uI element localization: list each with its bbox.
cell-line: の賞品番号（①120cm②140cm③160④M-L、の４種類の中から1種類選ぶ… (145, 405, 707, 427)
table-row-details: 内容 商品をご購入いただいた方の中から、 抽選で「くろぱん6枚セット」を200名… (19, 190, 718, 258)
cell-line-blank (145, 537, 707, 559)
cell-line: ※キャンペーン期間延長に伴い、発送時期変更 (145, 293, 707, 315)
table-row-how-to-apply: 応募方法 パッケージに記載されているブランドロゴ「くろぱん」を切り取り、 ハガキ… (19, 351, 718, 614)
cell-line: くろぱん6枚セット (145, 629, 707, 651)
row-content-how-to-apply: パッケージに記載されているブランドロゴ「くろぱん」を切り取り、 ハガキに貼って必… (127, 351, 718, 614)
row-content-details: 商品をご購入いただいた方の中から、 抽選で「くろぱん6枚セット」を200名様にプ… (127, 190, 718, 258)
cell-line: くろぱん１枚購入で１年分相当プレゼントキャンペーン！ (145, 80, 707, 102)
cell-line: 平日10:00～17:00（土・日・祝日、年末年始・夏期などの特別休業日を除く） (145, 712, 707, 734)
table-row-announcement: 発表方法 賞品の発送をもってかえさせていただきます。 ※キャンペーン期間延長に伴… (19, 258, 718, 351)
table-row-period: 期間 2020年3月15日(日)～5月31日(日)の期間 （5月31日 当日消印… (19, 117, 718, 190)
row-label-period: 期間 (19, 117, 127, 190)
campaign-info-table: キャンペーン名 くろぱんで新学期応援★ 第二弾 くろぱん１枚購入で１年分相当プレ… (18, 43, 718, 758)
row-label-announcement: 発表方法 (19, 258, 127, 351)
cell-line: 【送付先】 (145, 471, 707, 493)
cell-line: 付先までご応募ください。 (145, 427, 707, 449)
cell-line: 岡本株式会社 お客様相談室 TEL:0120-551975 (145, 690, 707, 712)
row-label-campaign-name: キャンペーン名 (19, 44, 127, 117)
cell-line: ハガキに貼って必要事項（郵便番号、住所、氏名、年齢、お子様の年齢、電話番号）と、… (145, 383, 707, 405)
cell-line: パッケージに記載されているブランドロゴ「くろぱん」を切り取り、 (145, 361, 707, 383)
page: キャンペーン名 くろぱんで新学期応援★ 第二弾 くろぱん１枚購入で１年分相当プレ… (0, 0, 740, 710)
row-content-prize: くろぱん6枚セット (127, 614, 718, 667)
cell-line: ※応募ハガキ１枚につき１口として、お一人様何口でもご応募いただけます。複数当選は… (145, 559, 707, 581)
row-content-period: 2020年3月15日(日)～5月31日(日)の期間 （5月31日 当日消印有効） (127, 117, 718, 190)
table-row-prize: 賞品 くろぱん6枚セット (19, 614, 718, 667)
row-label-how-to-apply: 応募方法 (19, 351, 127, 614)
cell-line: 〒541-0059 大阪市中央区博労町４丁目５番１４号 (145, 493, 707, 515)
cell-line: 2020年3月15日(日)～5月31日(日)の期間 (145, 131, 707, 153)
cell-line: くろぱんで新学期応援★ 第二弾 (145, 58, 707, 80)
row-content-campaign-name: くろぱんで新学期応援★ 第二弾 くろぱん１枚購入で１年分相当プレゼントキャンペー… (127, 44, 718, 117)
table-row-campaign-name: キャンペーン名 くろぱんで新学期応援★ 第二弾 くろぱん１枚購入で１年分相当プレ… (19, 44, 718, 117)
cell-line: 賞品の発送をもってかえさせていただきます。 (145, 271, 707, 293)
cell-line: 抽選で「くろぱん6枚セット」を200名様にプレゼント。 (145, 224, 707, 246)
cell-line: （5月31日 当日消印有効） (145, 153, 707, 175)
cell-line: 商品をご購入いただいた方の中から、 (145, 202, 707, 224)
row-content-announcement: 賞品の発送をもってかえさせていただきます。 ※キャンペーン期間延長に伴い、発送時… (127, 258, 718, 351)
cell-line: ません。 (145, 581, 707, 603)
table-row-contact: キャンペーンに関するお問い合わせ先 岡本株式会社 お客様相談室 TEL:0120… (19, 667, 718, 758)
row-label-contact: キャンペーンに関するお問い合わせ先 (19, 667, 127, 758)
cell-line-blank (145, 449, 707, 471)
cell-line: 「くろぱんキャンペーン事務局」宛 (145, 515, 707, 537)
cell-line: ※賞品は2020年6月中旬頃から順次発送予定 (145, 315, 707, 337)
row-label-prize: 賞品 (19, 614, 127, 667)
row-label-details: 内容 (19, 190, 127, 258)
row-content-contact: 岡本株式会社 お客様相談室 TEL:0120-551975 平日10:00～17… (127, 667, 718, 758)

—————

- _Problem_: Rewrite every line of the material above, replacing "くろぱん6枚セット" with "くろぱん8枚セット" at each occurrence and leaving everything else unchanged.

- _Output of the exercise_:
uI element localization: list each with its bbox.
cell-line: の賞品番号（①120cm②140cm③160④M-L、の４種類の中から1種類選ぶ… (145, 405, 707, 427)
table-row-details: 内容 商品をご購入いただいた方の中から、 抽選で「くろぱん8枚セット」を200名… (19, 190, 718, 258)
cell-line-blank (145, 537, 707, 559)
cell-line: ※キャンペーン期間延長に伴い、発送時期変更 (145, 293, 707, 315)
table-row-how-to-apply: 応募方法 パッケージに記載されているブランドロゴ「くろぱん」を切り取り、 ハガキ… (19, 351, 718, 614)
cell-line: くろぱん8枚セット (145, 629, 707, 651)
row-content-how-to-apply: パッケージに記載されているブランドロゴ「くろぱん」を切り取り、 ハガキに貼って必… (127, 351, 718, 614)
row-content-details: 商品をご購入いただいた方の中から、 抽選で「くろぱん8枚セット」を200名様にプ… (127, 190, 718, 258)
cell-line: くろぱん１枚購入で１年分相当プレゼントキャンペーン！ (145, 80, 707, 102)
cell-line: 平日10:00～17:00（土・日・祝日、年末年始・夏期などの特別休業日を除く） (145, 712, 707, 734)
table-row-announcement: 発表方法 賞品の発送をもってかえさせていただきます。 ※キャンペーン期間延長に伴… (19, 258, 718, 351)
table-row-period: 期間 2020年3月15日(日)～5月31日(日)の期間 （5月31日 当日消印… (19, 117, 718, 190)
row-label-period: 期間 (19, 117, 127, 190)
campaign-info-table: キャンペーン名 くろぱんで新学期応援★ 第二弾 くろぱん１枚購入で１年分相当プレ… (18, 43, 718, 758)
row-label-announcement: 発表方法 (19, 258, 127, 351)
cell-line: 【送付先】 (145, 471, 707, 493)
cell-line: 付先までご応募ください。 (145, 427, 707, 449)
cell-line: 岡本株式会社 お客様相談室 TEL:0120-551975 (145, 690, 707, 712)
row-label-campaign-name: キャンペーン名 (19, 44, 127, 117)
cell-line: ハガキに貼って必要事項（郵便番号、住所、氏名、年齢、お子様の年齢、電話番号）と、… (145, 383, 707, 405)
cell-line: パッケージに記載されているブランドロゴ「くろぱん」を切り取り、 (145, 361, 707, 383)
page: キャンペーン名 くろぱんで新学期応援★ 第二弾 くろぱん１枚購入で１年分相当プレ… (0, 0, 740, 710)
row-content-prize: くろぱん8枚セット (127, 614, 718, 667)
cell-line: ※応募ハガキ１枚につき１口として、お一人様何口でもご応募いただけます。複数当選は… (145, 559, 707, 581)
row-content-period: 2020年3月15日(日)～5月31日(日)の期間 （5月31日 当日消印有効） (127, 117, 718, 190)
table-row-prize: 賞品 くろぱん8枚セット (19, 614, 718, 667)
row-label-how-to-apply: 応募方法 (19, 351, 127, 614)
cell-line: 〒541-0059 大阪市中央区博労町４丁目５番１４号 (145, 493, 707, 515)
cell-line: 2020年3月15日(日)～5月31日(日)の期間 (145, 131, 707, 153)
cell-line: くろぱんで新学期応援★ 第二弾 (145, 58, 707, 80)
row-content-campaign-name: くろぱんで新学期応援★ 第二弾 くろぱん１枚購入で１年分相当プレゼントキャンペー… (127, 44, 718, 117)
table-row-campaign-name: キャンペーン名 くろぱんで新学期応援★ 第二弾 くろぱん１枚購入で１年分相当プレ… (19, 44, 718, 117)
cell-line: 賞品の発送をもってかえさせていただきます。 (145, 271, 707, 293)
cell-line: 抽選で「くろぱん8枚セット」を200名様にプレゼント。 (145, 224, 707, 246)
cell-line: （5月31日 当日消印有効） (145, 153, 707, 175)
cell-line: 商品をご購入いただいた方の中から、 (145, 202, 707, 224)
row-content-announcement: 賞品の発送をもってかえさせていただきます。 ※キャンペーン期間延長に伴い、発送時… (127, 258, 718, 351)
cell-line: ません。 (145, 581, 707, 603)
table-row-contact: キャンペーンに関するお問い合わせ先 岡本株式会社 お客様相談室 TEL:0120… (19, 667, 718, 758)
row-label-contact: キャンペーンに関するお問い合わせ先 (19, 667, 127, 758)
cell-line-blank (145, 449, 707, 471)
cell-line: 「くろぱんキャンペーン事務局」宛 (145, 515, 707, 537)
cell-line: ※賞品は2020年6月中旬頃から順次発送予定 (145, 315, 707, 337)
row-label-prize: 賞品 (19, 614, 127, 667)
row-label-details: 内容 (19, 190, 127, 258)
row-content-contact: 岡本株式会社 お客様相談室 TEL:0120-551975 平日10:00～17… (127, 667, 718, 758)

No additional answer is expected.